§ 課題の要件: 次のラーメン産業についての文章を二文で要約してください。

ラーメン産業を支えているのは、苛烈極まりない競争環境である。おいしくないラーメン屋は、直ちに淘汰される。しかし、淘汰されても、淘汰されても、新たなラーメン屋が開業されていく。その起業家精神の横溢により、ラーメン産業は成長しているのだ。
ラーメン産業における新規開業が極めて活発なのは、人的資本が決め手になる産業なので、開業に際して大きな資金調達を必要としないからである。つまり、ラーメン産業は、資本を必要とせず、参入障壁が低いからこそ、競争が激烈になるのであって、資本主義以前の産業なのである。
ラーメン産業を資本主義化するためには、投下資本が規模の経済をもたらし、資本が自己増殖していく構造に転換しなければならない。例えば、ラーメン職人の技術がロボット化され、その開発と製造に大きな資本を投下することが必要になったとき、競争の舞台が職人の腕前からロボット技術に移行したとき、ラーメン産業も資本主義の仲間入りをするのである。

レイアウト用データセットの行:
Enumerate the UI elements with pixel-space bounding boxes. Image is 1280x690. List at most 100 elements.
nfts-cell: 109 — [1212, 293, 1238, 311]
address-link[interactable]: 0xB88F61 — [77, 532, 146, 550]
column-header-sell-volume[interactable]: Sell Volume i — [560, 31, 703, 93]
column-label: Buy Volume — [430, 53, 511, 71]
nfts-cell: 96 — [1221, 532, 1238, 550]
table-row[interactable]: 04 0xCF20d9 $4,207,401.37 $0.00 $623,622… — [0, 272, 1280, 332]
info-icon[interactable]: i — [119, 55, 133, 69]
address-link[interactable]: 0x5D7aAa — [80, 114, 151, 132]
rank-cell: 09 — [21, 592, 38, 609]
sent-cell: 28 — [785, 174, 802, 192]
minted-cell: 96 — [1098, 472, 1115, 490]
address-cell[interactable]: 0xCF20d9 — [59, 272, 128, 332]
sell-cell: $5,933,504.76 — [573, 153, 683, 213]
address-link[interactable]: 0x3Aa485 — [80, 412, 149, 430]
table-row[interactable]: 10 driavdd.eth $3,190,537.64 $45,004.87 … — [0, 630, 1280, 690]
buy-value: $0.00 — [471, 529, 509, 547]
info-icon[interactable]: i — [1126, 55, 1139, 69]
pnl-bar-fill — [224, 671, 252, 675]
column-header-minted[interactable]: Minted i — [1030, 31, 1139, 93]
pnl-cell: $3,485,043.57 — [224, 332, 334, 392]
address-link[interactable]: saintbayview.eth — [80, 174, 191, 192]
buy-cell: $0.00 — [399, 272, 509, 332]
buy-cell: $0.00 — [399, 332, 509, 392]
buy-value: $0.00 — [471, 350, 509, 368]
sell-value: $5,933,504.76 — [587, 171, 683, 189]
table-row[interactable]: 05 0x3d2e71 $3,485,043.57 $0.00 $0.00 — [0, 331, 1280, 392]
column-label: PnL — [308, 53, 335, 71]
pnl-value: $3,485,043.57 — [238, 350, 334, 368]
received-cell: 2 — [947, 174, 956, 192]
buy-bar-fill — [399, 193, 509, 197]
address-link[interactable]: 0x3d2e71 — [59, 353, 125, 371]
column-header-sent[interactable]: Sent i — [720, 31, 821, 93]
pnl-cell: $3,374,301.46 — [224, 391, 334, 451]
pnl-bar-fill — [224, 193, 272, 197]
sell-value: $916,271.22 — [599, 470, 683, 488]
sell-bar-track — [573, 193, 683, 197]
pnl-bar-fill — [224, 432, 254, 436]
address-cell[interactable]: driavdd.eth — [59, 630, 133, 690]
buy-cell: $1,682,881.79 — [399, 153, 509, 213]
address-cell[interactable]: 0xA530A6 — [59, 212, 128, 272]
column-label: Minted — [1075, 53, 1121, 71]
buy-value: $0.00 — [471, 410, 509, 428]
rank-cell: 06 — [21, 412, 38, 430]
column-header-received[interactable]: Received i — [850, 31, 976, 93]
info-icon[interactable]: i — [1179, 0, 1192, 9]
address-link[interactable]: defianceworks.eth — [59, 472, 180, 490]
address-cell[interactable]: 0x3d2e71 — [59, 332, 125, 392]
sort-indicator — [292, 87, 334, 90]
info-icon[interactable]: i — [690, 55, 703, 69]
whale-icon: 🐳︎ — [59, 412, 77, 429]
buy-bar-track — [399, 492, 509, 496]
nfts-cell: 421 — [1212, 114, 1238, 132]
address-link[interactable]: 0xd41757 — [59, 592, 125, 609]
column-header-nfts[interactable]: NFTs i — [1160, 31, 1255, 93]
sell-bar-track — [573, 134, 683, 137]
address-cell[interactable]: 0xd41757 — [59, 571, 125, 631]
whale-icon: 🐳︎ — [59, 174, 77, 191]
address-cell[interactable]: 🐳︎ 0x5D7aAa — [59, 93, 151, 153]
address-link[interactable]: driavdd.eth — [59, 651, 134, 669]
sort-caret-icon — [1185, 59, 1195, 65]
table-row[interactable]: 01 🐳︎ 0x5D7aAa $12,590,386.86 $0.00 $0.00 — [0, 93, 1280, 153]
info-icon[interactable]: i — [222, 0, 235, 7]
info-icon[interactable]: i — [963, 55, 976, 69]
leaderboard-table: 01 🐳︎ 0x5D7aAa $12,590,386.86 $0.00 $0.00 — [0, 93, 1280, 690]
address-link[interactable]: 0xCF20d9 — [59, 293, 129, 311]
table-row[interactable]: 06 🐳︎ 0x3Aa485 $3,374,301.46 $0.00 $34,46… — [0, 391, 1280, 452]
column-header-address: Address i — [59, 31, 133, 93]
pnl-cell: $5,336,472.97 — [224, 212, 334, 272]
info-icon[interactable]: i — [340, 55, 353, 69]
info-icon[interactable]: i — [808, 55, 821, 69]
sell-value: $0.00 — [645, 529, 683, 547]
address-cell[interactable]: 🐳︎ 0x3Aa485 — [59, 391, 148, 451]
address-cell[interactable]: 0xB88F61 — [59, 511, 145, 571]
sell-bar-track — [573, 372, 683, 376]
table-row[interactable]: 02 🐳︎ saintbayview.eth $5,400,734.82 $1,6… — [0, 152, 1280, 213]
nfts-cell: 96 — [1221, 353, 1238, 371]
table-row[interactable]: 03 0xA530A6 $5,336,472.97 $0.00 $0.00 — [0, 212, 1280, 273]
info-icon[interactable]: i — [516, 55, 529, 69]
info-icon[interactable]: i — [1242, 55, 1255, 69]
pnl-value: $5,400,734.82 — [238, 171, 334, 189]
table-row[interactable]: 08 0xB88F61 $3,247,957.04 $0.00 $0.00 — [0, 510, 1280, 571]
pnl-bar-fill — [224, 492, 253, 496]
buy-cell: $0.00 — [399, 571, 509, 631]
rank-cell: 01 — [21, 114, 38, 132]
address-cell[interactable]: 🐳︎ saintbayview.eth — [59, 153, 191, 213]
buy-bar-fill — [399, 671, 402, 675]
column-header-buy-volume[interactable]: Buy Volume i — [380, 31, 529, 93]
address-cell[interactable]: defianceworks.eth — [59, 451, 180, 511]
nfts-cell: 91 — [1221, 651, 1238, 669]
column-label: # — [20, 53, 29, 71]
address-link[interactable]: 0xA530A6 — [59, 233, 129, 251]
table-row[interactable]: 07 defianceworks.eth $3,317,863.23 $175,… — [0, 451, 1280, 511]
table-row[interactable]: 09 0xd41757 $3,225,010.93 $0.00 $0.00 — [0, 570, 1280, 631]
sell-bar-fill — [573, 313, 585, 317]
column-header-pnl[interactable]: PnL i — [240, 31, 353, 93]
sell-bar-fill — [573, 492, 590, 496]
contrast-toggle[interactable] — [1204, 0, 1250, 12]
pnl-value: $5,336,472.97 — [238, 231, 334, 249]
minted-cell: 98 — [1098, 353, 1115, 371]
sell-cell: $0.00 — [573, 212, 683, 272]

§ 問題の解答: ラーメン産業は、人的資本が決め手になるため大きな資金調達を必要とせず参入障壁が低く、そのため新規開業が活発で競争が激烈になる。淘汰されても新たな店が開業される起業家精神によって成長しているが、資本主義以前の産業であり、資本主義化するには、職人の技術のロボット化などによって投下資本が規模の経済をもたらし、資本が自己増殖する構造に転換する必要がある。